• [Goal]: State the number of lines with the string "left" in them, and nothing else.
Start Records for the exercise
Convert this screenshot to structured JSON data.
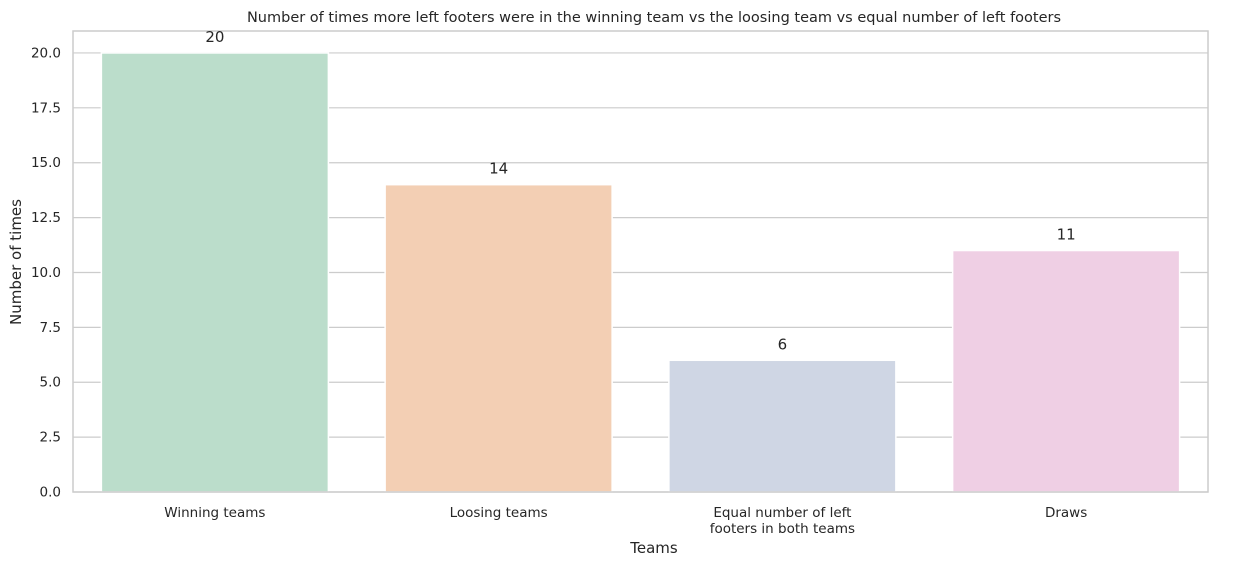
{
  "chart_data": {
    "type": "bar",
    "title": "Number of times more left footers were in the winning team vs the loosing team vs equal number of left footers",
    "xlabel": "Teams",
    "ylabel": "Number of times",
    "categories": [
      [
        "Winning teams"
      ],
      [
        "Loosing teams"
      ],
      [
        "Equal number of left",
        "footers in both teams"
      ],
      [
        "Draws"
      ]
    ],
    "values": [
      20,
      14,
      6,
      11
    ],
    "value_labels": [
      "20",
      "14",
      "6",
      "11"
    ],
    "colors": [
      "#bbddcb",
      "#f3cfb4",
      "#cfd6e4",
      "#efcfe4"
    ],
    "ylim": [
      0,
      21
    ],
    "yticks": [
      0,
      2.5,
      5,
      7.5,
      10,
      12.5,
      15,
      17.5,
      20
    ],
    "ytick_labels": [
      "0.0",
      "2.5",
      "5.0",
      "7.5",
      "10.0",
      "12.5",
      "15.0",
      "17.5",
      "20.0"
    ],
    "grid": "horizontal"
  }
}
End Records for the exercise
• [The solution]: 2